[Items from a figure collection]
● ● ● ● ●

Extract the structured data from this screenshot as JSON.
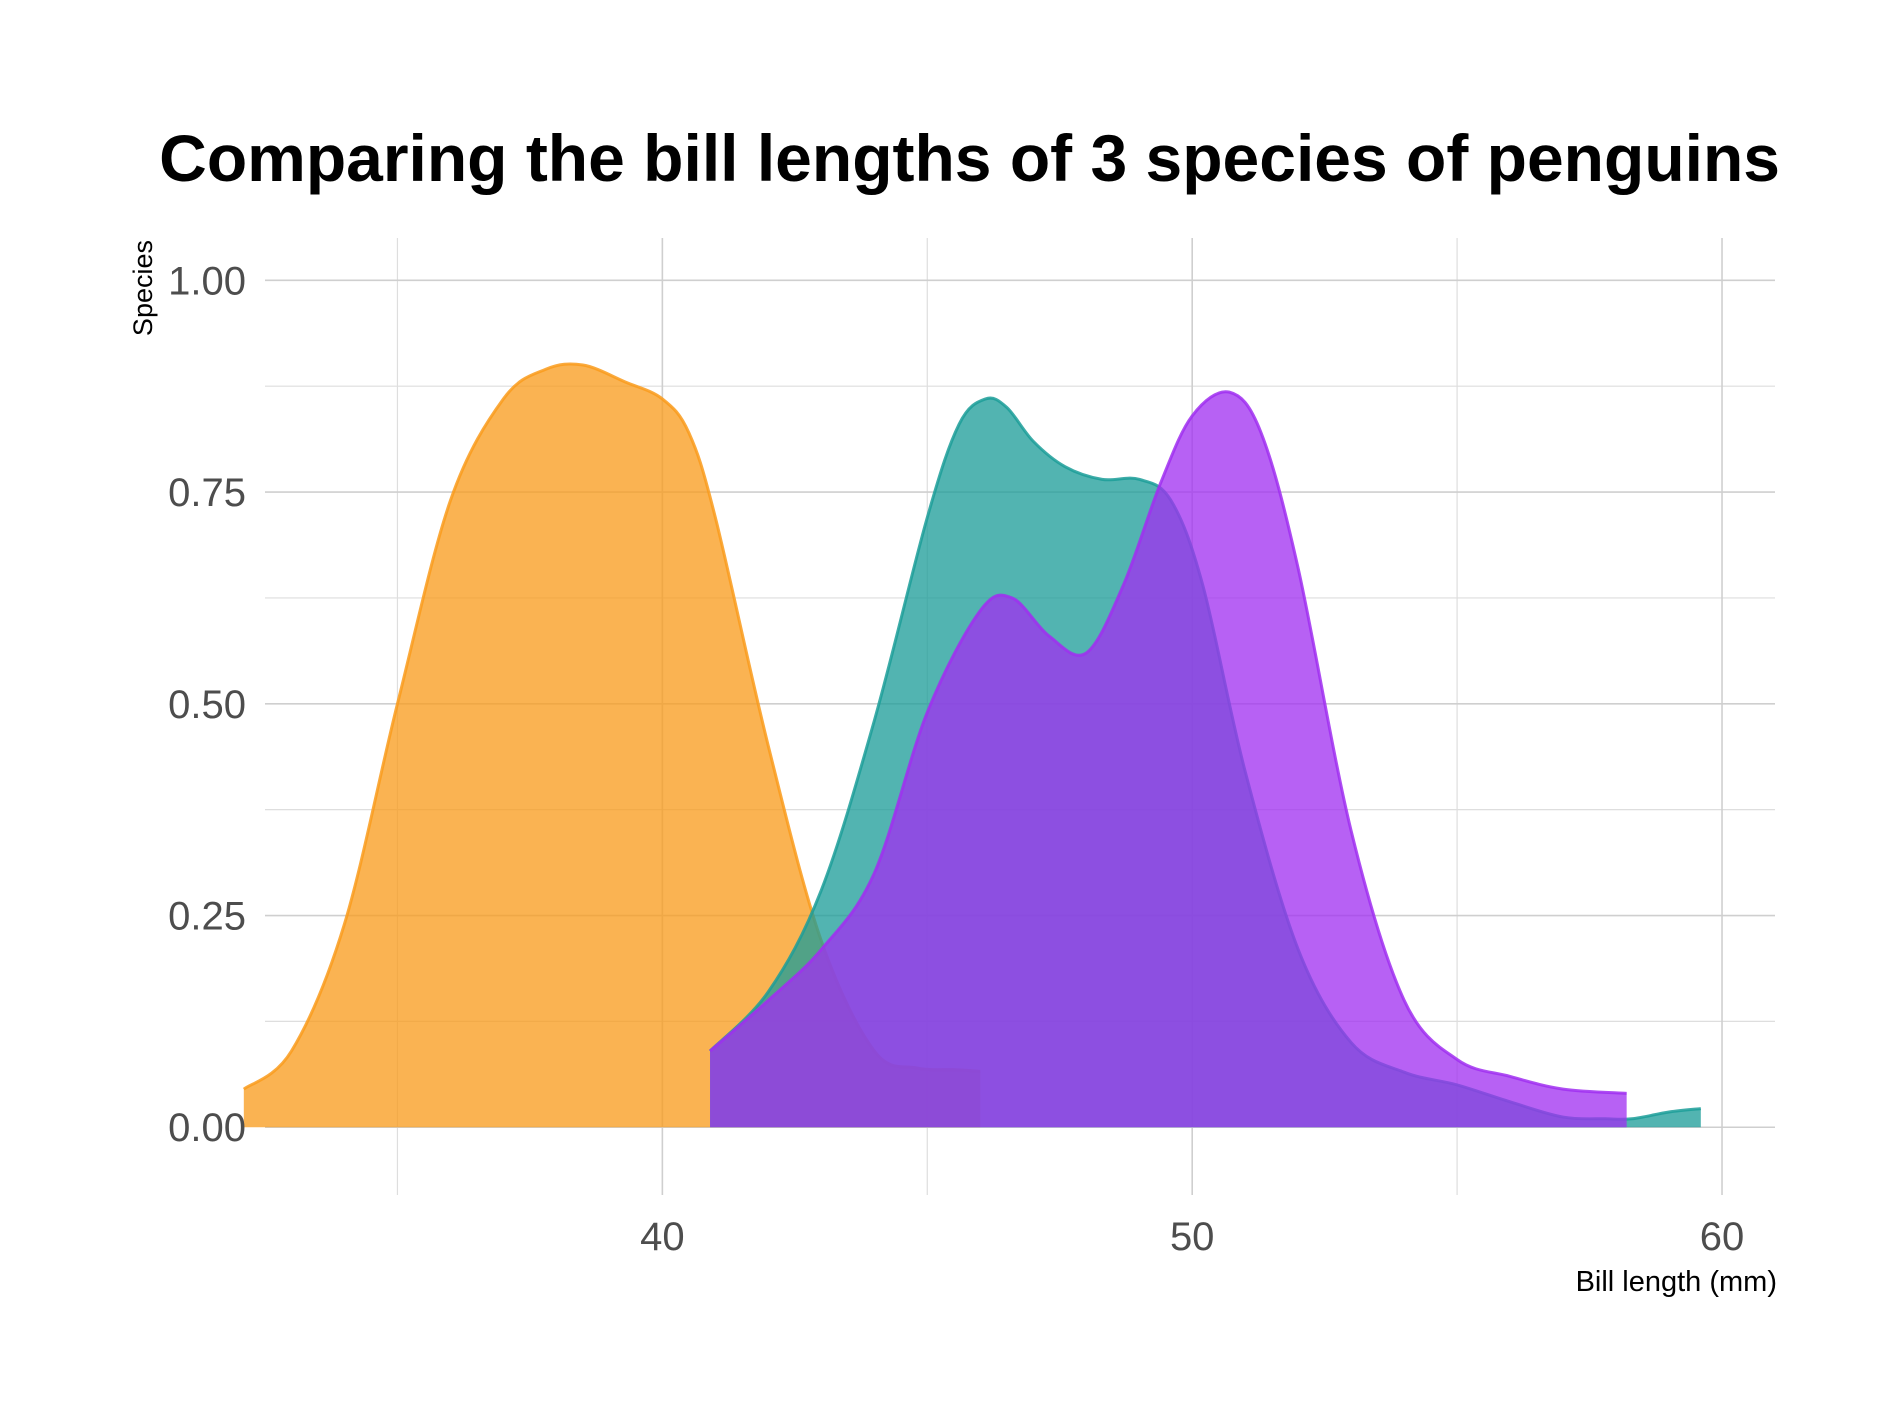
{
  "chart_data": {
    "type": "area",
    "title": "Comparing the bill lengths of 3 species of penguins",
    "xlabel": "Bill length (mm)",
    "ylabel": "Species",
    "xlim": [
      32.5,
      61
    ],
    "ylim": [
      -0.08,
      1.05
    ],
    "x_ticks": [
      40,
      50,
      60
    ],
    "x_tick_labels": [
      "40",
      "50",
      "60"
    ],
    "y_ticks": [
      0,
      0.25,
      0.5,
      0.75,
      1
    ],
    "y_tick_labels": [
      "0.00",
      "0.25",
      "0.50",
      "0.75",
      "1.00"
    ],
    "grid": true,
    "legend": "none",
    "series": [
      {
        "color": "#f99b1c",
        "x": [
          32.1,
          33.0,
          34.0,
          35.0,
          36.0,
          37.0,
          37.8,
          38.5,
          39.3,
          40.0,
          40.5,
          41.0,
          42.0,
          43.0,
          44.0,
          44.8,
          45.5,
          46.0
        ],
        "y": [
          0.045,
          0.09,
          0.24,
          0.5,
          0.74,
          0.86,
          0.895,
          0.9,
          0.88,
          0.86,
          0.82,
          0.72,
          0.45,
          0.22,
          0.09,
          0.07,
          0.068,
          0.066
        ]
      },
      {
        "color": "#1c9d99",
        "x": [
          40.9,
          42.0,
          43.0,
          44.0,
          45.0,
          45.6,
          46.1,
          46.5,
          47.0,
          47.6,
          48.3,
          49.0,
          49.6,
          50.2,
          51.0,
          52.0,
          53.0,
          54.0,
          55.0,
          56.0,
          57.0,
          57.8,
          58.3,
          59.0,
          59.6
        ],
        "y": [
          0.09,
          0.16,
          0.28,
          0.48,
          0.72,
          0.83,
          0.86,
          0.85,
          0.81,
          0.78,
          0.765,
          0.765,
          0.74,
          0.64,
          0.42,
          0.21,
          0.1,
          0.065,
          0.05,
          0.03,
          0.012,
          0.01,
          0.01,
          0.018,
          0.022
        ]
      },
      {
        "color": "#a02ff0",
        "x": [
          40.9,
          42.0,
          43.0,
          44.0,
          45.0,
          46.0,
          46.6,
          47.3,
          48.0,
          48.7,
          49.4,
          50.0,
          50.7,
          51.3,
          52.0,
          53.0,
          54.0,
          55.0,
          56.0,
          57.0,
          58.2
        ],
        "y": [
          0.09,
          0.15,
          0.21,
          0.3,
          0.49,
          0.61,
          0.625,
          0.58,
          0.56,
          0.64,
          0.76,
          0.84,
          0.868,
          0.82,
          0.66,
          0.35,
          0.15,
          0.08,
          0.06,
          0.045,
          0.04
        ]
      }
    ]
  }
}
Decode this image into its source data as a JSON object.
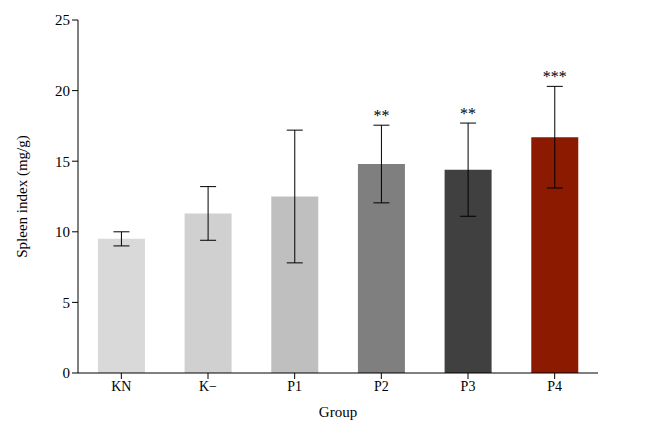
{
  "chart_data": {
    "type": "bar",
    "x_label": "Group",
    "y_label": "Spleen index (mg/g)",
    "categories": [
      "KN",
      "K−",
      "P1",
      "P2",
      "P3",
      "P4"
    ],
    "values": [
      9.5,
      11.3,
      12.5,
      14.8,
      14.4,
      16.7
    ],
    "error": [
      0.5,
      1.9,
      4.7,
      2.75,
      3.3,
      3.6
    ],
    "significance": [
      null,
      null,
      null,
      "**",
      "**",
      "***"
    ],
    "colors": [
      "#d9d9d9",
      "#d0d0d0",
      "#bfbfbf",
      "#7f7f7f",
      "#404040",
      "#8b1a00"
    ],
    "ylim": [
      0,
      25
    ],
    "yticks": [
      0,
      5,
      10,
      15,
      20,
      25
    ],
    "grid": false
  }
}
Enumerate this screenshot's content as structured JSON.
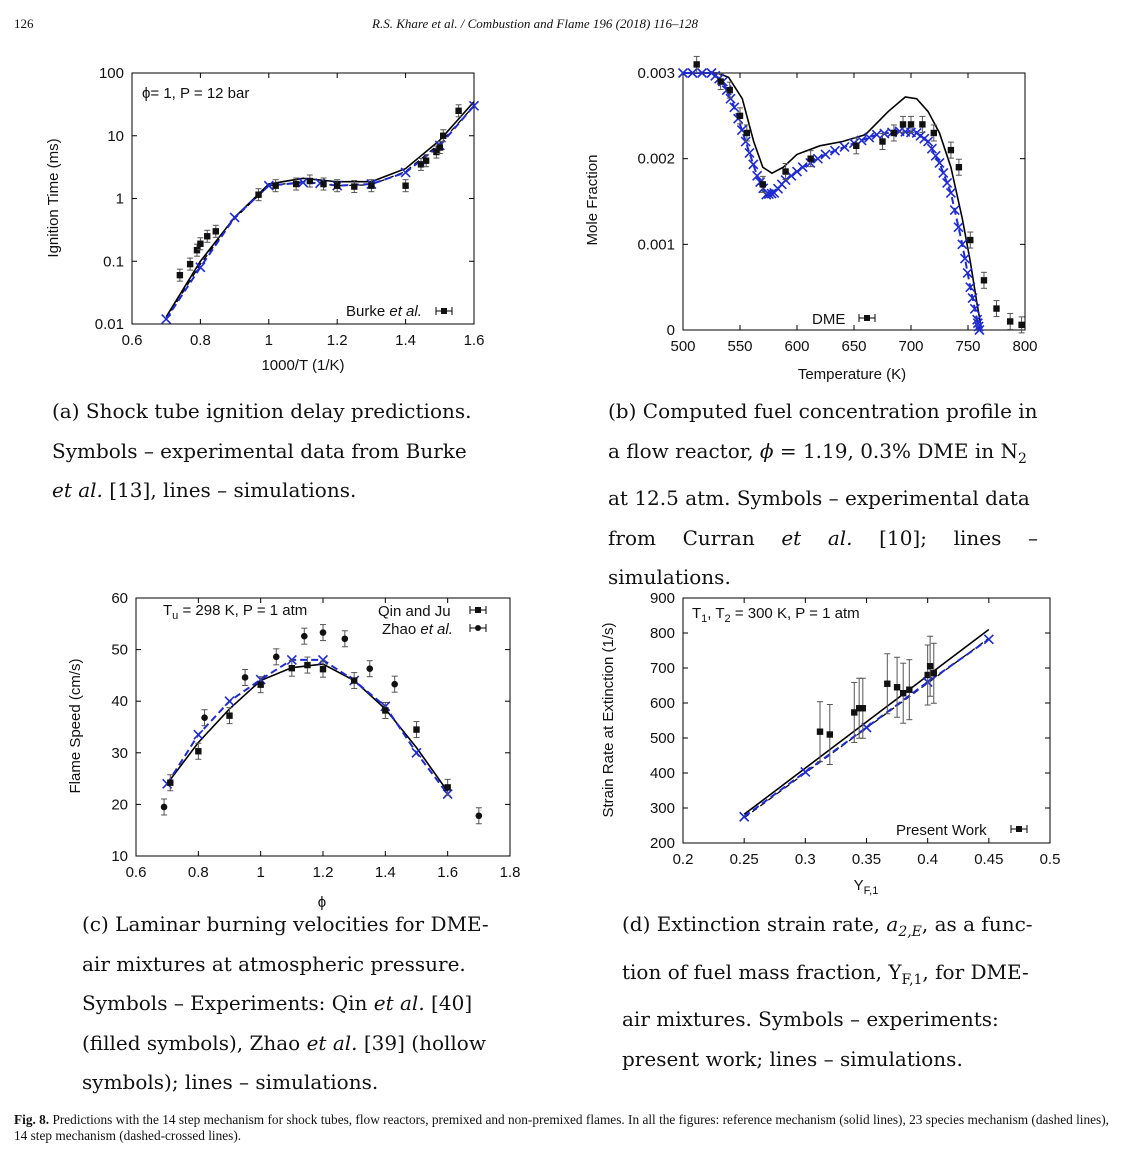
{
  "header": {
    "page_number": "126",
    "running_title": "R.S. Khare et al. / Combustion and Flame 196 (2018) 116–128"
  },
  "colors": {
    "simulation_crossed": "#1f2bd0",
    "reference": "#000000",
    "experiment": "#111111"
  },
  "panels": {
    "a": {
      "caption": "(a) Shock tube ignition delay predictions. Symbols – experimental data from Burke et al. [13], lines – simulations.",
      "chart_data": {
        "type": "scatter",
        "title": "ϕ= 1, P = 12 bar",
        "xlabel": "1000/T (1/K)",
        "ylabel": "Ignition Time (ms)",
        "xlim": [
          0.6,
          1.6
        ],
        "ylim": [
          0.01,
          100
        ],
        "yscale": "log",
        "xticks": [
          "0.6",
          "0.8",
          "1",
          "1.2",
          "1.4",
          "1.6"
        ],
        "yticks": [
          "0.01",
          "0.1",
          "1",
          "10",
          "100"
        ],
        "legend": {
          "label": "Burke et al.",
          "placement": "bottom-right"
        },
        "experiments": [
          [
            0.74,
            0.06
          ],
          [
            0.77,
            0.09
          ],
          [
            0.79,
            0.15
          ],
          [
            0.8,
            0.19
          ],
          [
            0.82,
            0.25
          ],
          [
            0.845,
            0.3
          ],
          [
            0.97,
            1.15
          ],
          [
            1.02,
            1.6
          ],
          [
            1.08,
            1.7
          ],
          [
            1.12,
            1.9
          ],
          [
            1.16,
            1.7
          ],
          [
            1.2,
            1.6
          ],
          [
            1.25,
            1.55
          ],
          [
            1.3,
            1.6
          ],
          [
            1.4,
            1.6
          ],
          [
            1.445,
            3.5
          ],
          [
            1.46,
            4
          ],
          [
            1.49,
            5.5
          ],
          [
            1.5,
            6.5
          ],
          [
            1.51,
            10
          ],
          [
            1.555,
            25
          ]
        ],
        "series": [
          {
            "name": "reference mechanism",
            "style": "solid",
            "points": [
              [
                0.7,
                0.013
              ],
              [
                0.8,
                0.1
              ],
              [
                0.9,
                0.5
              ],
              [
                1.0,
                1.7
              ],
              [
                1.1,
                2.1
              ],
              [
                1.2,
                1.85
              ],
              [
                1.3,
                1.85
              ],
              [
                1.4,
                3.0
              ],
              [
                1.5,
                8.5
              ],
              [
                1.6,
                35
              ]
            ]
          },
          {
            "name": "23 species mechanism",
            "style": "dashed",
            "points": [
              [
                0.7,
                0.012
              ],
              [
                0.8,
                0.09
              ],
              [
                0.9,
                0.48
              ],
              [
                1.0,
                1.6
              ],
              [
                1.1,
                1.85
              ],
              [
                1.2,
                1.6
              ],
              [
                1.3,
                1.65
              ],
              [
                1.4,
                2.7
              ],
              [
                1.5,
                7.5
              ],
              [
                1.6,
                30
              ]
            ]
          },
          {
            "name": "14 step mechanism",
            "style": "dashed-crossed",
            "points": [
              [
                0.7,
                0.012
              ],
              [
                0.8,
                0.08
              ],
              [
                0.9,
                0.5
              ],
              [
                1.0,
                1.6
              ],
              [
                1.1,
                1.8
              ],
              [
                1.15,
                1.75
              ],
              [
                1.2,
                1.6
              ],
              [
                1.3,
                1.7
              ],
              [
                1.4,
                2.6
              ],
              [
                1.5,
                7
              ],
              [
                1.6,
                30
              ]
            ]
          }
        ]
      }
    },
    "b": {
      "caption": "(b) Computed fuel concentration profile in a flow reactor, ϕ = 1.19, 0.3% DME in N₂ at 12.5 atm. Symbols – experimental data from Curran et al. [10]; lines – simulations.",
      "chart_data": {
        "type": "scatter",
        "xlabel": "Temperature (K)",
        "ylabel": "Mole Fraction",
        "xlim": [
          500,
          800
        ],
        "ylim": [
          0,
          0.003
        ],
        "xticks": [
          "500",
          "550",
          "600",
          "650",
          "700",
          "750",
          "800"
        ],
        "yticks": [
          "0",
          "0.001",
          "0.002",
          "0.003"
        ],
        "legend": {
          "label": "DME",
          "placement": "bottom-center"
        },
        "experiments": [
          [
            512,
            0.0031
          ],
          [
            533,
            0.0029
          ],
          [
            541,
            0.0028
          ],
          [
            550,
            0.0025
          ],
          [
            556,
            0.0023
          ],
          [
            570,
            0.0017
          ],
          [
            590,
            0.00185
          ],
          [
            612,
            0.002
          ],
          [
            652,
            0.00215
          ],
          [
            675,
            0.0022
          ],
          [
            685,
            0.0023
          ],
          [
            693,
            0.0024
          ],
          [
            700,
            0.0024
          ],
          [
            710,
            0.0024
          ],
          [
            720,
            0.0023
          ],
          [
            735,
            0.0021
          ],
          [
            742,
            0.0019
          ],
          [
            752,
            0.00105
          ],
          [
            764,
            0.00058
          ],
          [
            775,
            0.00025
          ],
          [
            787,
            0.0001
          ],
          [
            797,
            6e-05
          ]
        ],
        "series": [
          {
            "name": "reference mechanism",
            "style": "solid",
            "points": [
              [
                500,
                0.003
              ],
              [
                530,
                0.003
              ],
              [
                540,
                0.00295
              ],
              [
                552,
                0.0027
              ],
              [
                562,
                0.0022
              ],
              [
                570,
                0.0019
              ],
              [
                578,
                0.00183
              ],
              [
                588,
                0.0019
              ],
              [
                600,
                0.00205
              ],
              [
                620,
                0.00215
              ],
              [
                640,
                0.0022
              ],
              [
                660,
                0.00228
              ],
              [
                680,
                0.00255
              ],
              [
                695,
                0.00272
              ],
              [
                705,
                0.0027
              ],
              [
                715,
                0.00255
              ],
              [
                725,
                0.0023
              ],
              [
                735,
                0.0019
              ],
              [
                745,
                0.0013
              ],
              [
                752,
                0.0008
              ],
              [
                758,
                0.0003
              ],
              [
                762,
                0
              ]
            ]
          },
          {
            "name": "14 step mechanism",
            "style": "dashed-crossed",
            "points": [
              [
                500,
                0.003
              ],
              [
                525,
                0.003
              ],
              [
                535,
                0.0029
              ],
              [
                545,
                0.0026
              ],
              [
                555,
                0.0022
              ],
              [
                565,
                0.0018
              ],
              [
                573,
                0.00158
              ],
              [
                580,
                0.0016
              ],
              [
                590,
                0.00175
              ],
              [
                605,
                0.0019
              ],
              [
                625,
                0.00205
              ],
              [
                650,
                0.00218
              ],
              [
                670,
                0.00228
              ],
              [
                690,
                0.00232
              ],
              [
                705,
                0.0023
              ],
              [
                715,
                0.0022
              ],
              [
                725,
                0.00195
              ],
              [
                735,
                0.0016
              ],
              [
                745,
                0.001
              ],
              [
                752,
                0.0005
              ],
              [
                758,
                0.00012
              ],
              [
                760,
                0
              ]
            ]
          }
        ]
      }
    },
    "c": {
      "caption": "(c) Laminar burning velocities for DME-air mixtures at atmospheric pressure. Symbols – Experiments: Qin et al. [40] (filled symbols), Zhao et al. [39] (hollow symbols); lines – simulations.",
      "chart_data": {
        "type": "scatter",
        "title": "Tu = 298 K, P = 1 atm",
        "xlabel": "ϕ",
        "ylabel": "Flame Speed (cm/s)",
        "xlim": [
          0.6,
          1.8
        ],
        "ylim": [
          10,
          60
        ],
        "xticks": [
          "0.6",
          "0.8",
          "1",
          "1.2",
          "1.4",
          "1.6",
          "1.8"
        ],
        "yticks": [
          "10",
          "20",
          "30",
          "40",
          "50",
          "60"
        ],
        "legend": {
          "entries": [
            "Qin and Ju",
            "Zhao et al."
          ],
          "placement": "top-right"
        },
        "qin_and_ju": [
          [
            0.71,
            24.2
          ],
          [
            0.8,
            30.3
          ],
          [
            0.9,
            37.2
          ],
          [
            1.0,
            43.2
          ],
          [
            1.1,
            46.4
          ],
          [
            1.15,
            47
          ],
          [
            1.2,
            46.2
          ],
          [
            1.3,
            44
          ],
          [
            1.4,
            38.2
          ],
          [
            1.5,
            34.5
          ],
          [
            1.6,
            23.3
          ]
        ],
        "zhao_et_al": [
          [
            0.69,
            19.5
          ],
          [
            0.82,
            36.8
          ],
          [
            0.95,
            44.6
          ],
          [
            1.05,
            48.6
          ],
          [
            1.14,
            52.6
          ],
          [
            1.2,
            53.3
          ],
          [
            1.27,
            52.1
          ],
          [
            1.35,
            46.3
          ],
          [
            1.43,
            43.3
          ],
          [
            1.7,
            17.8
          ]
        ],
        "series": [
          {
            "name": "reference mechanism",
            "style": "solid",
            "points": [
              [
                0.7,
                24
              ],
              [
                0.8,
                32
              ],
              [
                0.9,
                38.5
              ],
              [
                1.0,
                44
              ],
              [
                1.1,
                46.5
              ],
              [
                1.2,
                47.2
              ],
              [
                1.3,
                44
              ],
              [
                1.4,
                38.5
              ],
              [
                1.5,
                31
              ],
              [
                1.6,
                22.5
              ]
            ]
          },
          {
            "name": "14 step mechanism",
            "style": "dashed-crossed",
            "points": [
              [
                0.7,
                24
              ],
              [
                0.8,
                33.5
              ],
              [
                0.9,
                40
              ],
              [
                1.0,
                44.2
              ],
              [
                1.1,
                48
              ],
              [
                1.2,
                48
              ],
              [
                1.3,
                44
              ],
              [
                1.4,
                39
              ],
              [
                1.5,
                30
              ],
              [
                1.6,
                22
              ]
            ]
          }
        ]
      }
    },
    "d": {
      "caption": "(d) Extinction strain rate, a2,E, as a function of fuel mass fraction, YF,1, for DME-air mixtures. Symbols – experiments: present work; lines – simulations.",
      "chart_data": {
        "type": "scatter",
        "title": "T1, T2 = 300 K, P = 1 atm",
        "xlabel": "YF,1",
        "ylabel": "Strain Rate at Extinction (1/s)",
        "xlim": [
          0.2,
          0.5
        ],
        "ylim": [
          200,
          900
        ],
        "xticks": [
          "0.2",
          "0.25",
          "0.3",
          "0.35",
          "0.4",
          "0.45",
          "0.5"
        ],
        "yticks": [
          "200",
          "300",
          "400",
          "500",
          "600",
          "700",
          "800",
          "900"
        ],
        "legend": {
          "label": "Present Work",
          "placement": "bottom-right"
        },
        "experiments": [
          [
            0.312,
            518
          ],
          [
            0.32,
            510
          ],
          [
            0.34,
            573
          ],
          [
            0.344,
            585
          ],
          [
            0.347,
            585
          ],
          [
            0.367,
            655
          ],
          [
            0.375,
            645
          ],
          [
            0.38,
            628
          ],
          [
            0.385,
            638
          ],
          [
            0.4,
            680
          ],
          [
            0.402,
            705
          ],
          [
            0.405,
            685
          ]
        ],
        "series": [
          {
            "name": "reference mechanism",
            "style": "solid",
            "points": [
              [
                0.25,
                282
              ],
              [
                0.45,
                810
              ]
            ]
          },
          {
            "name": "23 species mechanism",
            "style": "dashed",
            "points": [
              [
                0.25,
                272
              ],
              [
                0.45,
                785
              ]
            ]
          },
          {
            "name": "14 step mechanism",
            "style": "dashed-crossed",
            "points": [
              [
                0.25,
                275
              ],
              [
                0.3,
                403
              ],
              [
                0.35,
                530
              ],
              [
                0.4,
                660
              ],
              [
                0.45,
                782
              ]
            ]
          }
        ]
      }
    }
  },
  "figure_caption": {
    "label": "Fig. 8.",
    "text": "Predictions with the 14 step mechanism for shock tubes, flow reactors, premixed and non-premixed flames. In all the figures: reference mechanism (solid lines), 23 species mechanism (dashed lines), 14 step mechanism (dashed-crossed lines)."
  }
}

● ● ● ● ●

▶ [TO DO]:
Using the listing above, show every line that includes the string "mixtures".

▶ [EXERCISE ANSWER]:
      "caption": "(c) Laminar burning velocities for DME-air mixtures at atmospheric pressure. Symbols – Experiments: Qin et al. [40] (filled symbols), Zhao et al. [39] (hollow symbols); lines – simulations.",
      "caption": "(d) Extinction strain rate, a2,E, as a function of fuel mass fraction, YF,1, for DME-air mixtures. Symbols – experiments: present work; lines – simulations.",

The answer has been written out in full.